Exercise material>
"""

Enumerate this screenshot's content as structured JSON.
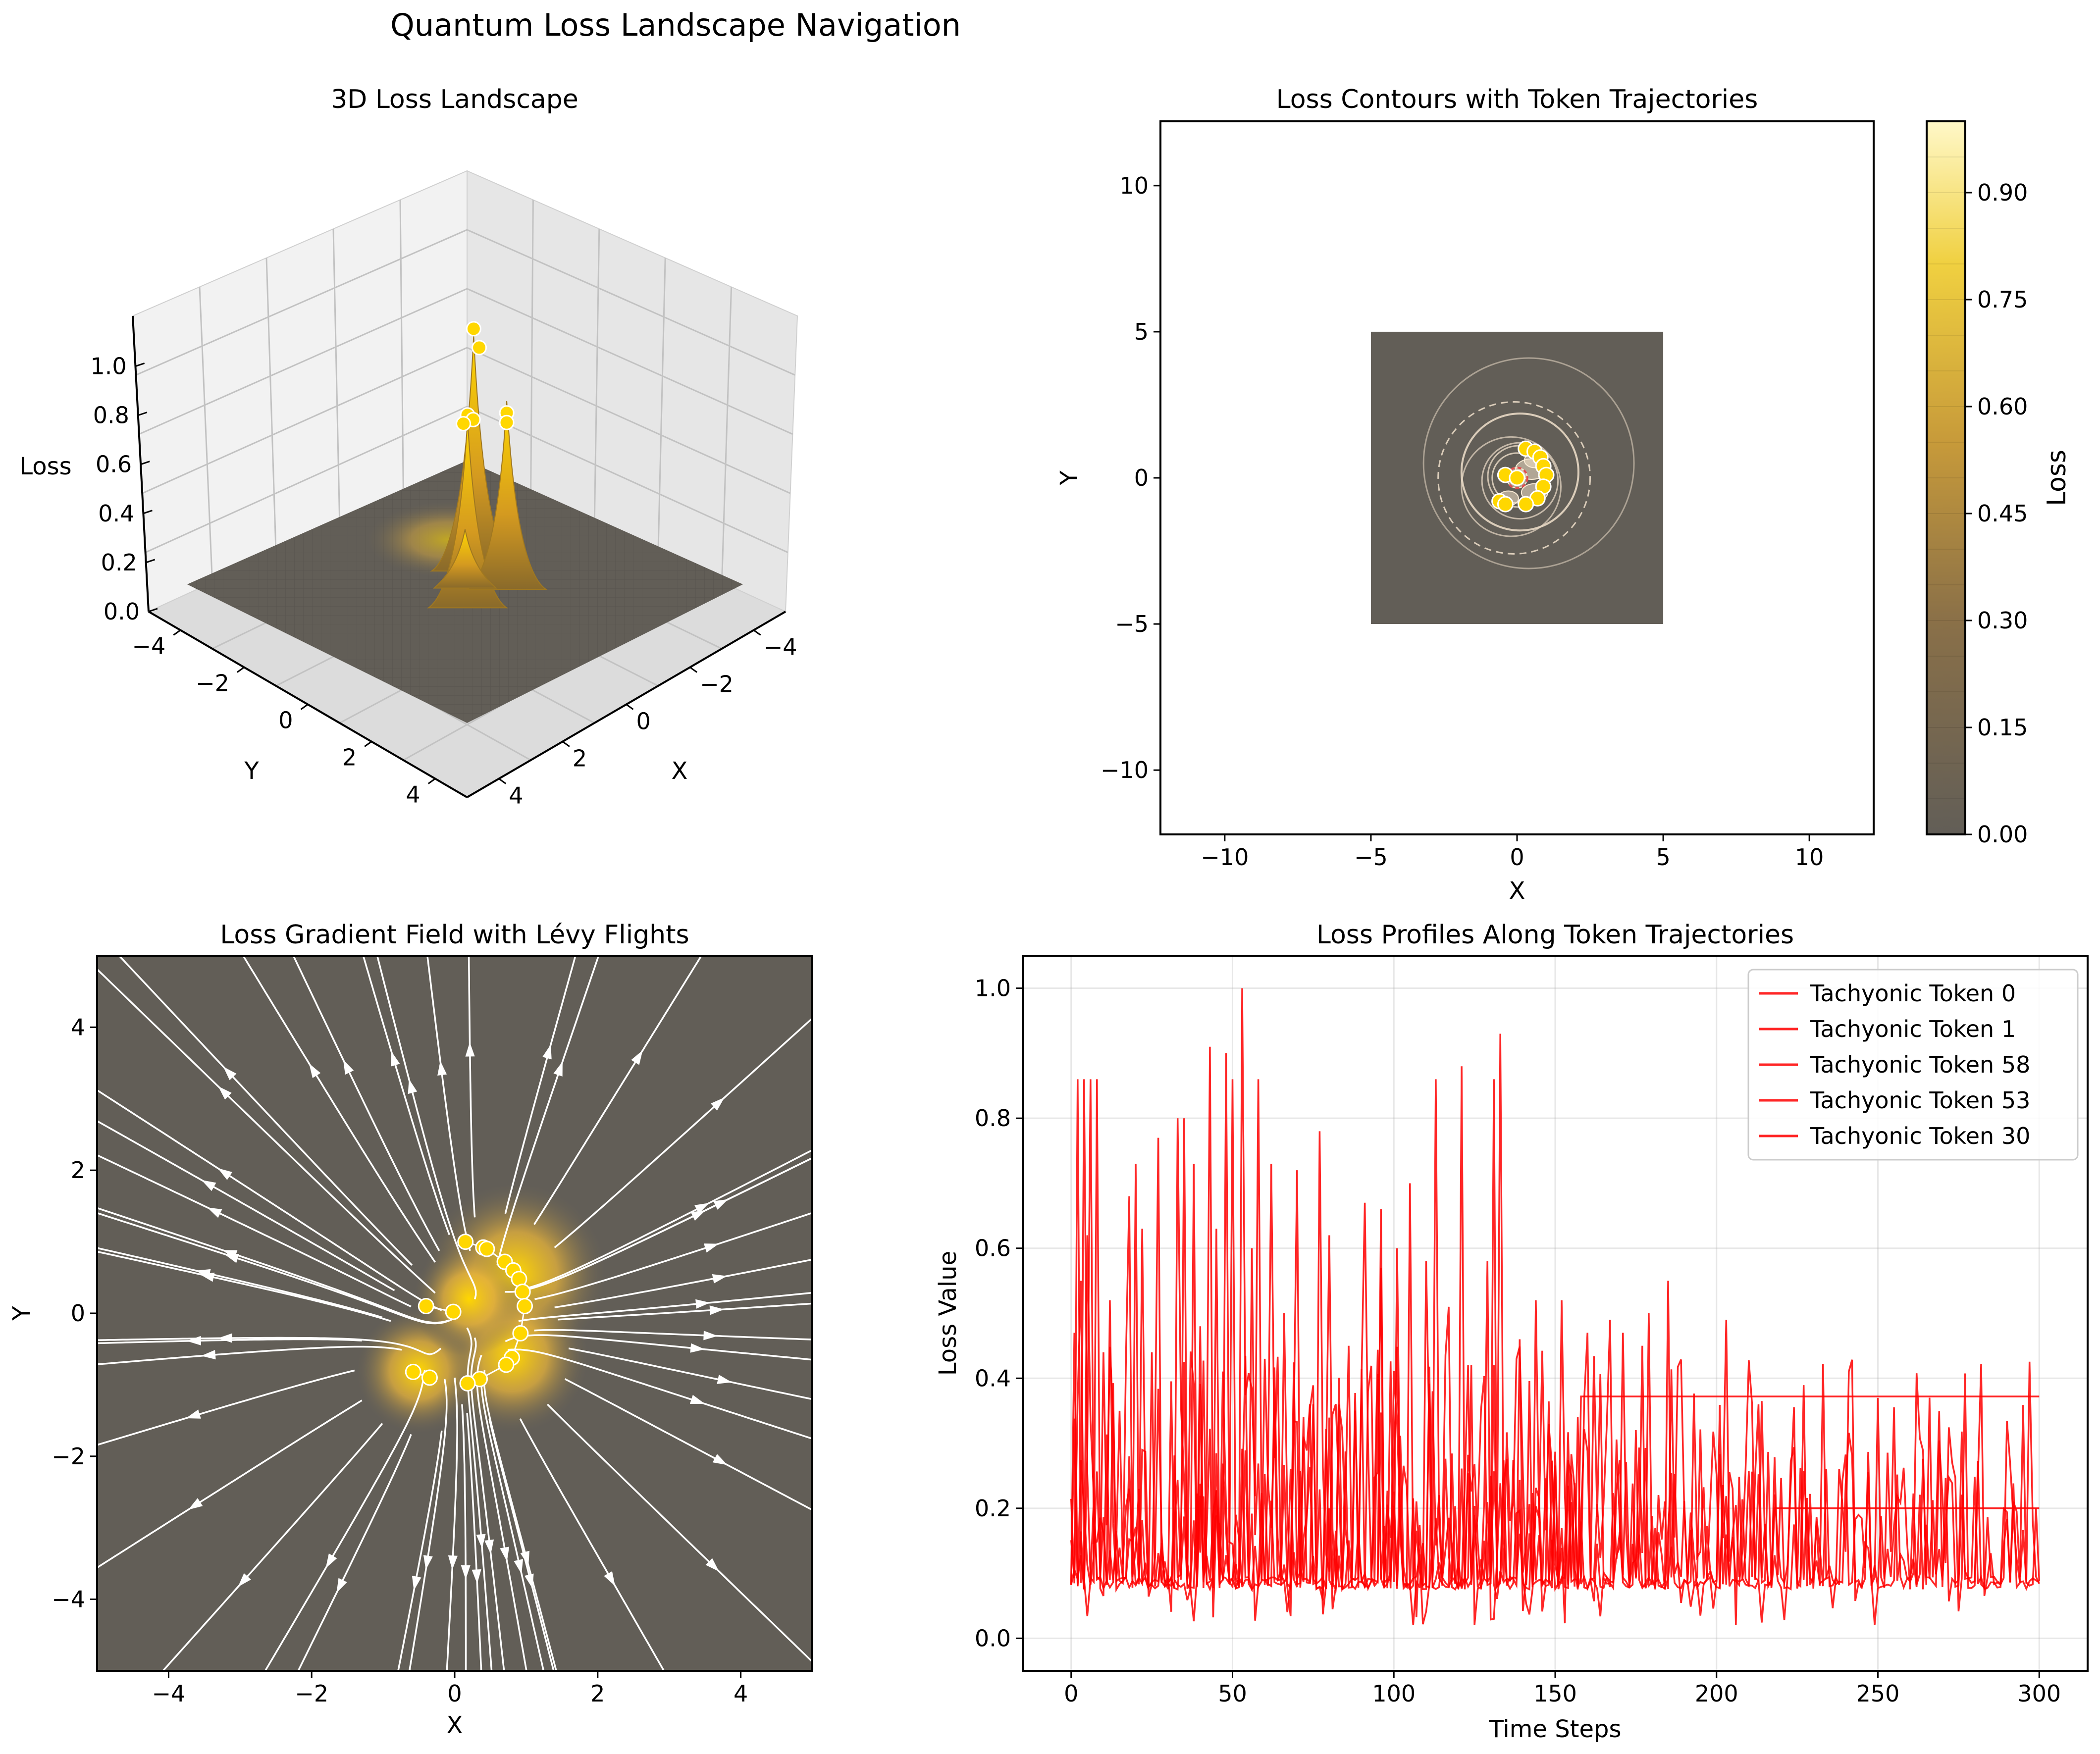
{
  "suptitle": "Quantum Loss Landscape Navigation",
  "colors": {
    "surface_low": "#625e57",
    "surface_high": "#ffd700",
    "token_marker": "#ffd700",
    "loss_line": "#ff0000",
    "streamline": "#ffffff",
    "contour": "#e8d8c4"
  },
  "chart_data": [
    {
      "type": "surface",
      "title": "3D Loss Landscape",
      "xlabel": "X",
      "ylabel": "Y",
      "zlabel": "Loss",
      "x_ticks": [
        "−4",
        "−2",
        "0",
        "2",
        "4"
      ],
      "y_ticks": [
        "−4",
        "−2",
        "0",
        "2",
        "4"
      ],
      "z_ticks": [
        "0.0",
        "0.2",
        "0.4",
        "0.6",
        "0.8",
        "1.0"
      ],
      "xlim": [
        -5,
        5
      ],
      "ylim": [
        -5,
        5
      ],
      "zlim": [
        0,
        1.1
      ],
      "peaks": [
        {
          "x": -0.5,
          "y": -0.8,
          "z": 1.0
        },
        {
          "x": 0.8,
          "y": 0.7,
          "z": 0.8
        },
        {
          "x": 0.8,
          "y": -0.7,
          "z": 0.8
        },
        {
          "x": 0.0,
          "y": 0.0,
          "z": 0.25
        }
      ],
      "tokens": [
        {
          "x": -0.5,
          "y": -0.8,
          "z": 1.03
        },
        {
          "x": -0.4,
          "y": -0.9,
          "z": 0.95
        },
        {
          "x": 0.8,
          "y": 0.7,
          "z": 0.82
        },
        {
          "x": 0.9,
          "y": 0.6,
          "z": 0.8
        },
        {
          "x": 0.7,
          "y": 0.75,
          "z": 0.78
        },
        {
          "x": 0.8,
          "y": -0.7,
          "z": 0.75
        },
        {
          "x": 0.9,
          "y": -0.6,
          "z": 0.72
        }
      ]
    },
    {
      "type": "contour",
      "title": "Loss Contours with Token Trajectories",
      "xlabel": "X",
      "ylabel": "Y",
      "xlim": [
        -12.2,
        12.2
      ],
      "ylim": [
        -12.2,
        12.2
      ],
      "data_extent": [
        -5,
        5
      ],
      "x_ticks": [
        "−10",
        "−5",
        "0",
        "5",
        "10"
      ],
      "y_ticks": [
        "−10",
        "−5",
        "0",
        "5",
        "10"
      ],
      "colorbar_label": "Loss",
      "colorbar_ticks": [
        "0.00",
        "0.15",
        "0.30",
        "0.45",
        "0.60",
        "0.75",
        "0.90"
      ],
      "colorbar_range": [
        0,
        1.0
      ],
      "tokens": [
        {
          "x": -0.4,
          "y": 0.1
        },
        {
          "x": 0.0,
          "y": 0.0
        },
        {
          "x": 0.3,
          "y": 1.0
        },
        {
          "x": 0.6,
          "y": 0.9
        },
        {
          "x": 0.8,
          "y": 0.7
        },
        {
          "x": 0.9,
          "y": 0.4
        },
        {
          "x": 1.0,
          "y": 0.1
        },
        {
          "x": 0.9,
          "y": -0.3
        },
        {
          "x": 0.7,
          "y": -0.7
        },
        {
          "x": 0.3,
          "y": -0.9
        },
        {
          "x": -0.6,
          "y": -0.8
        },
        {
          "x": -0.4,
          "y": -0.9
        }
      ]
    },
    {
      "type": "streamplot",
      "title": "Loss Gradient Field with Lévy Flights",
      "xlabel": "X",
      "ylabel": "Y",
      "xlim": [
        -5,
        5
      ],
      "ylim": [
        -5,
        5
      ],
      "x_ticks": [
        "−4",
        "−2",
        "0",
        "2",
        "4"
      ],
      "y_ticks": [
        "−4",
        "−2",
        "0",
        "2",
        "4"
      ],
      "tokens": [
        {
          "x": 0.15,
          "y": 1.0
        },
        {
          "x": 0.4,
          "y": 0.92
        },
        {
          "x": 0.45,
          "y": 0.9
        },
        {
          "x": 0.7,
          "y": 0.72
        },
        {
          "x": 0.82,
          "y": 0.6
        },
        {
          "x": 0.9,
          "y": 0.48
        },
        {
          "x": 0.95,
          "y": 0.3
        },
        {
          "x": 0.98,
          "y": 0.1
        },
        {
          "x": 0.92,
          "y": -0.28
        },
        {
          "x": 0.8,
          "y": -0.62
        },
        {
          "x": 0.72,
          "y": -0.72
        },
        {
          "x": 0.35,
          "y": -0.92
        },
        {
          "x": 0.18,
          "y": -0.98
        },
        {
          "x": -0.4,
          "y": 0.1
        },
        {
          "x": -0.02,
          "y": 0.02
        },
        {
          "x": -0.58,
          "y": -0.82
        },
        {
          "x": -0.35,
          "y": -0.9
        }
      ]
    },
    {
      "type": "line",
      "title": "Loss Profiles Along Token Trajectories",
      "xlabel": "Time Steps",
      "ylabel": "Loss Value",
      "xlim": [
        -15,
        315
      ],
      "ylim": [
        -0.05,
        1.05
      ],
      "x_ticks": [
        "0",
        "50",
        "100",
        "150",
        "200",
        "250",
        "300"
      ],
      "y_ticks": [
        "0.0",
        "0.2",
        "0.4",
        "0.6",
        "0.8",
        "1.0"
      ],
      "grid": true,
      "legend_position": "top-right",
      "series": [
        {
          "name": "Tachyonic Token 0",
          "plateau_start": 158,
          "plateau": 0.372,
          "peaks": [
            [
              2,
              0.86
            ],
            [
              4,
              0.86
            ],
            [
              8,
              0.86
            ],
            [
              27,
              0.77
            ],
            [
              43,
              0.91
            ],
            [
              53,
              1.0
            ],
            [
              58,
              0.86
            ],
            [
              77,
              0.78
            ],
            [
              96,
              0.66
            ],
            [
              113,
              0.86
            ],
            [
              133,
              0.93
            ],
            [
              159,
              0.63
            ],
            [
              165,
              0.86
            ],
            [
              182,
              0.86
            ]
          ]
        },
        {
          "name": "Tachyonic Token 1",
          "plateau_start": 218,
          "plateau": 0.2,
          "peaks": [
            [
              3,
              0.55
            ],
            [
              12,
              0.52
            ],
            [
              20,
              0.73
            ],
            [
              38,
              0.73
            ],
            [
              50,
              0.86
            ],
            [
              62,
              0.73
            ],
            [
              80,
              0.62
            ],
            [
              101,
              0.6
            ],
            [
              110,
              0.58
            ],
            [
              129,
              0.58
            ],
            [
              152,
              0.52
            ],
            [
              167,
              0.49
            ],
            [
              185,
              0.55
            ],
            [
              203,
              0.49
            ],
            [
              213,
              0.36
            ]
          ]
        },
        {
          "name": "Tachyonic Token 58",
          "plateau_start": 300,
          "plateau": 0.086,
          "peaks": [
            [
              6,
              0.86
            ],
            [
              18,
              0.68
            ],
            [
              33,
              0.8
            ],
            [
              48,
              0.9
            ],
            [
              70,
              0.72
            ],
            [
              91,
              0.67
            ],
            [
              105,
              0.7
            ],
            [
              121,
              0.88
            ],
            [
              131,
              0.86
            ],
            [
              144,
              0.52
            ],
            [
              171,
              0.47
            ],
            [
              179,
              0.5
            ]
          ]
        },
        {
          "name": "Tachyonic Token 53",
          "plateau_start": 300,
          "plateau": 0.088,
          "peaks": [
            [
              5,
              0.62
            ],
            [
              10,
              0.44
            ],
            [
              22,
              0.63
            ],
            [
              35,
              0.8
            ],
            [
              45,
              0.63
            ],
            [
              56,
              0.6
            ],
            [
              66,
              0.5
            ],
            [
              86,
              0.45
            ],
            [
              96,
              0.57
            ],
            [
              117,
              0.51
            ],
            [
              139,
              0.46
            ],
            [
              160,
              0.47
            ],
            [
              177,
              0.45
            ]
          ]
        },
        {
          "name": "Tachyonic Token 30",
          "plateau_start": 300,
          "plateau": 0.084,
          "peaks": [
            [
              1,
              0.47
            ],
            [
              15,
              0.35
            ],
            [
              25,
              0.44
            ],
            [
              40,
              0.48
            ],
            [
              60,
              0.43
            ],
            [
              74,
              0.36
            ],
            [
              92,
              0.38
            ],
            [
              112,
              0.38
            ],
            [
              123,
              0.42
            ],
            [
              148,
              0.33
            ],
            [
              157,
              0.34
            ]
          ]
        }
      ]
    }
  ]
}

"""

Stated task> Copy every line that includes the string "with" from the material above.

Complete output>
      "title": "Loss Contours with Token Trajectories",
      "title": "Loss Gradient Field with Lévy Flights",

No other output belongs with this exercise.